**Goal of the exercise**
Please print the full listing exactly.

[Data items]
****************

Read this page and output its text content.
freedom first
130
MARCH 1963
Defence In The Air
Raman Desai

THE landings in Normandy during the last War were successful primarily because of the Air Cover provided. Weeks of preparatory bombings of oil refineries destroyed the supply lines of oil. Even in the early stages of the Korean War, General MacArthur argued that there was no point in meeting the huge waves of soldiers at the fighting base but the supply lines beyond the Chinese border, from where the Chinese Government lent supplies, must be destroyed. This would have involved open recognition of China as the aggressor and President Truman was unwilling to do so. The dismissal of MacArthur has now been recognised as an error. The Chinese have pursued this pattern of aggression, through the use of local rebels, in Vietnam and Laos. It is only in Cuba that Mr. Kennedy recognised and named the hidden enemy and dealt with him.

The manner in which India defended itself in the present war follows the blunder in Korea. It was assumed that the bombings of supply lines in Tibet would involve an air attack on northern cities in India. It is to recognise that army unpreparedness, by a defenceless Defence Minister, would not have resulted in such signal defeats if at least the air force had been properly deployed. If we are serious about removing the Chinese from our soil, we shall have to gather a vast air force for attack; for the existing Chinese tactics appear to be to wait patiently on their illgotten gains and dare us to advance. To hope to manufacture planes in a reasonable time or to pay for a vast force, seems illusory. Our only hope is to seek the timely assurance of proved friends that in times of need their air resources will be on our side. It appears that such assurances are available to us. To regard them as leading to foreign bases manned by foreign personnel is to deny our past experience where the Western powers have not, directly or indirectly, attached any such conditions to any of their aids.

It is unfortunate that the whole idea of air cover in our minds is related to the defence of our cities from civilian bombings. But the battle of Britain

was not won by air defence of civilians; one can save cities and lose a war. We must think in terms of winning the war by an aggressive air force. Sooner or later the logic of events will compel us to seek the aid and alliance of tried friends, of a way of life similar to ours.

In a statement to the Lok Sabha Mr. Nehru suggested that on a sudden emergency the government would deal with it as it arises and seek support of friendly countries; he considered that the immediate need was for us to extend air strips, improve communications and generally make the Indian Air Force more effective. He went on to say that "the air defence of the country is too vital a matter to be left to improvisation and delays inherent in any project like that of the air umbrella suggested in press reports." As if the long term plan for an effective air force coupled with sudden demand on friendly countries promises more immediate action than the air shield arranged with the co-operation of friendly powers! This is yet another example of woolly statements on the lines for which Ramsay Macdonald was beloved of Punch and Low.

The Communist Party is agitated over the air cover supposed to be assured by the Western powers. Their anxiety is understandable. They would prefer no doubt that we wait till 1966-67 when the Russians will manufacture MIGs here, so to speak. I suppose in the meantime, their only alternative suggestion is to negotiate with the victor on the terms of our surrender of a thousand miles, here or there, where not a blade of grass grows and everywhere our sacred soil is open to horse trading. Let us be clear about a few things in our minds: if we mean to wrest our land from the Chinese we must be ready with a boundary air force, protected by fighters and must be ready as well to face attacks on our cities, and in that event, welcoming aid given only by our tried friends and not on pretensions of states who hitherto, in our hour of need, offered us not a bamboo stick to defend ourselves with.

****************

**Reply to the exercise**
Read this page and output its text content.
freedom first
130
MARCH 1963
Defence In The Air
Raman Desai

THE landings in Normandy during the last War were successful primarily because of the Air Cover provided. Weeks of preparatory bombings of oil refineries destroyed the supply lines of oil. Even in the early stages of the Korean War, General MacArthur argued that there was no point in meeting the huge waves of soldiers at the fighting base but the supply lines beyond the Chinese border, from where the Chinese Government lent supplies, must be destroyed. This would have involved open recognition of China as the aggressor and President Truman was unwilling to do so. The dismissal of MacArthur has now been recognised as an error. The Chinese have pursued this pattern of aggression, through the use of local rebels, in Vietnam and Laos. It is only in Cuba that Mr. Kennedy recognised and named the hidden enemy and dealt with him.

The manner in which India defended itself in the present war follows the blunder in Korea. It was assumed that the bombings of supply lines in Tibet would involve an air attack on northern cities in India. It is to recognise that army unpreparedness, by a defenceless Defence Minister, would not have resulted in such signal defeats if at least the air force had been properly deployed. If we are serious about removing the Chinese from our soil, we shall have to gather a vast air force for attack; for the existing Chinese tactics appear to be to wait patiently on their illgotten gains and dare us to advance. To hope to manufacture planes in a reasonable time or to pay for a vast force, seems illusory. Our only hope is to seek the timely assurance of proved friends that in times of need their air resources will be on our side. It appears that such assurances are available to us. To regard them as leading to foreign bases manned by foreign personnel is to deny our past experience where the Western powers have not, directly or indirectly, attached any such conditions to any of their aids.

It is unfortunate that the whole idea of air cover in our minds is related to the defence of our cities from civilian bombings. But the battle of Britain

was not won by air defence of civilians; one can save cities and lose a war. We must think in terms of winning the war by an aggressive air force. Sooner or later the logic of events will compel us to seek the aid and alliance of tried friends, of a way of life similar to ours.

In a statement to the Lok Sabha Mr. Nehru suggested that on a sudden emergency the government would deal with it as it arises and seek support of friendly countries; he considered that the immediate need was for us to extend air strips, improve communications and generally make the Indian Air Force more effective. He went on to say that "the air defence of the country is too vital a matter to be left to improvisation and delays inherent in any project like that of the air umbrella suggested in press reports." As if the long term plan for an effective air force coupled with sudden demand on friendly countries promises more immediate action than the air shield arranged with the co-operation of friendly powers! This is yet another example of woolly statements on the lines for which Ramsay Macdonald was beloved of Punch and Low.

The Communist Party is agitated over the air cover supposed to be assured by the Western powers. Their anxiety is understandable. They would prefer no doubt that we wait till 1966-67 when the Russians will manufacture MIGs here, so to speak. I suppose in the meantime, their only alternative suggestion is to negotiate with the victor on the terms of our surrender of a thousand miles, here or there, where not a blade of grass grows and everywhere our sacred soil is open to horse trading. Let us be clear about a few things in our minds: if we mean to wrest our land from the Chinese we must be ready with a boundary air force, protected by fighters and must be ready as well to face attacks on our cities, and in that event, welcoming aid given only by our tried friends and not on pretensions of states who hitherto, in our hour of need, offered us not a bamboo stick to defend ourselves with.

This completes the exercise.